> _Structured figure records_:
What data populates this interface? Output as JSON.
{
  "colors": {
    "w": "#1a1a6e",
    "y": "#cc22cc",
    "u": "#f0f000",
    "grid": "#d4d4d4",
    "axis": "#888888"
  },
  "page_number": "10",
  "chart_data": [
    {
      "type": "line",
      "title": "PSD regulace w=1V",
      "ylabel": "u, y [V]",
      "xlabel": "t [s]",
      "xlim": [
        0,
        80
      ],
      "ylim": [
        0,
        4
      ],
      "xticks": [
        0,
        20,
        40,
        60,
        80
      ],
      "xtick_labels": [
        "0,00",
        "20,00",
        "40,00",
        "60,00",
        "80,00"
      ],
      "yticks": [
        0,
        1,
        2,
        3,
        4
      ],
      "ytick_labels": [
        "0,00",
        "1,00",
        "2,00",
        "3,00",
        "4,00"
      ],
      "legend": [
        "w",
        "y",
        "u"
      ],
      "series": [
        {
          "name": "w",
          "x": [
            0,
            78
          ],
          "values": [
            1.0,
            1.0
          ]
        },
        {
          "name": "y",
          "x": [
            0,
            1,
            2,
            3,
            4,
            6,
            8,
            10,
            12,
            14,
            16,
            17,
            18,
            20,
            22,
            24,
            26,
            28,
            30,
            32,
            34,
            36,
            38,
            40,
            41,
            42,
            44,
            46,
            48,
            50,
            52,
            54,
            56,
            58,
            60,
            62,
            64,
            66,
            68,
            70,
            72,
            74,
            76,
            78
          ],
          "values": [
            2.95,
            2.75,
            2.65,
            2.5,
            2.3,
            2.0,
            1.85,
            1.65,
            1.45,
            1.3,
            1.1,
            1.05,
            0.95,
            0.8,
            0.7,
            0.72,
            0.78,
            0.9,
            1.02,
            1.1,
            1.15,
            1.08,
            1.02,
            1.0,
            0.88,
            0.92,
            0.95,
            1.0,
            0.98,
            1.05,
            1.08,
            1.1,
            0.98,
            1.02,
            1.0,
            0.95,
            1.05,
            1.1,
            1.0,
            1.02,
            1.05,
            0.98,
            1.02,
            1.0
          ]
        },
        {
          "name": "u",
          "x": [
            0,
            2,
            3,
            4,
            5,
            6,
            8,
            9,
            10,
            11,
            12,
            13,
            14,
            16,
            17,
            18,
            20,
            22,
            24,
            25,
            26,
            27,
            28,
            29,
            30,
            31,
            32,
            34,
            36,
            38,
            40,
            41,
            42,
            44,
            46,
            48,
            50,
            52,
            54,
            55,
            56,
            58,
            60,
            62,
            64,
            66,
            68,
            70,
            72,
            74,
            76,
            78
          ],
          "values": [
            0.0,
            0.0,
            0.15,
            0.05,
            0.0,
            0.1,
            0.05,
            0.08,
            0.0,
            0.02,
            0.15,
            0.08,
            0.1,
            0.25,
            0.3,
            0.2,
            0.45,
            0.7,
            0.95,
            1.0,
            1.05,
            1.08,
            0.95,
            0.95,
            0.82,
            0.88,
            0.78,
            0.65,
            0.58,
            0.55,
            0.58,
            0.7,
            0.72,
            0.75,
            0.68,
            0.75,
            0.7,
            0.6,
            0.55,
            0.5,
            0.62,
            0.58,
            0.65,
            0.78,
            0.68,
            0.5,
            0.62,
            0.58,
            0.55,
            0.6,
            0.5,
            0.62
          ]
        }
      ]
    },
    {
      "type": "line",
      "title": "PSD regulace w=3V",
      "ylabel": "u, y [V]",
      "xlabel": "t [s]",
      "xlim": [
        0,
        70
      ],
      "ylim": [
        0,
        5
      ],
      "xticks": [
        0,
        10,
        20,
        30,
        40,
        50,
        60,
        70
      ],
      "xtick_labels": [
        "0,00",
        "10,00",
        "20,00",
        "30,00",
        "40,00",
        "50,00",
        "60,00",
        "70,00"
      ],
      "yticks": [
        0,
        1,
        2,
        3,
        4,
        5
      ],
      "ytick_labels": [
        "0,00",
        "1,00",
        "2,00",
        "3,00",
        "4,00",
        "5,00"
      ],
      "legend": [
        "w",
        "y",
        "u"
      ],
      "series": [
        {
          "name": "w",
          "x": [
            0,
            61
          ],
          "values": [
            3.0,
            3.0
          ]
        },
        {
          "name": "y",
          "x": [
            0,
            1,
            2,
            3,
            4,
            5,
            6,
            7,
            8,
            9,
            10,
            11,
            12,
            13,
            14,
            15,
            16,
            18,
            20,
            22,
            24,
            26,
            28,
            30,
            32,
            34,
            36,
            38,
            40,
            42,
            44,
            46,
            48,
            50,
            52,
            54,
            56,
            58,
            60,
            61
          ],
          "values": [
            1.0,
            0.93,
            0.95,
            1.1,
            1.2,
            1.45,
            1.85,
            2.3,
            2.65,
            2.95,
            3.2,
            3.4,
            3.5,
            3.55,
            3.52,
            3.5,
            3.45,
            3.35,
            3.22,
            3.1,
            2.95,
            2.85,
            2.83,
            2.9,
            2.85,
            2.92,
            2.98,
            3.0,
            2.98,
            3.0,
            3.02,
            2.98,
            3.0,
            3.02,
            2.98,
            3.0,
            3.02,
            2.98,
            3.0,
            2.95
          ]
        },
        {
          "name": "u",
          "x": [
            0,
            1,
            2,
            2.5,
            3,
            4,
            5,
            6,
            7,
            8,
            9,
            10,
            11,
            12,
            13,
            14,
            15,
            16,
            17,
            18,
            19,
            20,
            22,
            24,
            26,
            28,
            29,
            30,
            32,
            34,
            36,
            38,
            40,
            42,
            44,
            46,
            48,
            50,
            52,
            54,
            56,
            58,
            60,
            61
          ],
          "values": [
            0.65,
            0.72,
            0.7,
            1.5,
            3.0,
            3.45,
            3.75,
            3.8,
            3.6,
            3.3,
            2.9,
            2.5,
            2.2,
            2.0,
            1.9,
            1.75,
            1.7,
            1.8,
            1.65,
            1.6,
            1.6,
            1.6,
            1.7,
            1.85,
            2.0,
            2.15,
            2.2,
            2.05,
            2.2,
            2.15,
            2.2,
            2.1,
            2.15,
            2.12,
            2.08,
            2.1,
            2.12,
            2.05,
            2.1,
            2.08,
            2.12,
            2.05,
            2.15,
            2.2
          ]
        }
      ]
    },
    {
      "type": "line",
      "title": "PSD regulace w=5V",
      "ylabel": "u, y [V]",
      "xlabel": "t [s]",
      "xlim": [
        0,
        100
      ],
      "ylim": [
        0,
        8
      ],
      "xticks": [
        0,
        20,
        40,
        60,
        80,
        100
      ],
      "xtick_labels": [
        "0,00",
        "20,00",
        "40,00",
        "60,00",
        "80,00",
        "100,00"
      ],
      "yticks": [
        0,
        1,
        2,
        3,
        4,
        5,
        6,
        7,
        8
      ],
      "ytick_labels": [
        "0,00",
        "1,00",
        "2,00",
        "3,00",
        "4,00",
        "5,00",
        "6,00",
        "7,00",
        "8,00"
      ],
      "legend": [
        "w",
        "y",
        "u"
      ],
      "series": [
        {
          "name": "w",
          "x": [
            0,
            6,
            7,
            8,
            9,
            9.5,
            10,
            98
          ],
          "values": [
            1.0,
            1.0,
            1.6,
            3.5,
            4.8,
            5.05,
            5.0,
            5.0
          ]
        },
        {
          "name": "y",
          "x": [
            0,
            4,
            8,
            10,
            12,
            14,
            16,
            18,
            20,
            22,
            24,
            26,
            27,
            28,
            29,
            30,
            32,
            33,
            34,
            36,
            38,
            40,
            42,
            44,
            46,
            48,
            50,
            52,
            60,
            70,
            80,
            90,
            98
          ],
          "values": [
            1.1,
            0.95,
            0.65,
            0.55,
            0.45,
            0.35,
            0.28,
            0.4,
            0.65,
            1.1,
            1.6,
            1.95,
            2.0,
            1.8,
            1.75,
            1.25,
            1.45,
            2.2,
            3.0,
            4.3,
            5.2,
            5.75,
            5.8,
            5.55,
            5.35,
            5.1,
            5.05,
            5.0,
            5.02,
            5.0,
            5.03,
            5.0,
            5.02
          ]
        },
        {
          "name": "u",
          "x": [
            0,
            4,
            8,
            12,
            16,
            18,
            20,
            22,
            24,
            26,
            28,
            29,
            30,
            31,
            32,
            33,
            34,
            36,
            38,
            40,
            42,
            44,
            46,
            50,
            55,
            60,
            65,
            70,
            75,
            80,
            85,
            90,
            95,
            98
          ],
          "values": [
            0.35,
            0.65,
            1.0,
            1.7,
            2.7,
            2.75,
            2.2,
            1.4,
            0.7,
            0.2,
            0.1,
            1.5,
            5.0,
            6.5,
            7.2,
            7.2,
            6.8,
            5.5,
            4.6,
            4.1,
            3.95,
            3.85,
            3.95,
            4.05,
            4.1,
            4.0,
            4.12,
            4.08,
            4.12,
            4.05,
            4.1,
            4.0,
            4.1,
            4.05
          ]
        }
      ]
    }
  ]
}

> _Work instructions_:
Using the records given above, list every line that includes the word "title".

> _Response_:
      "title": "PSD regulace w=1V",
      "title": "PSD regulace w=3V",
      "title": "PSD regulace w=5V",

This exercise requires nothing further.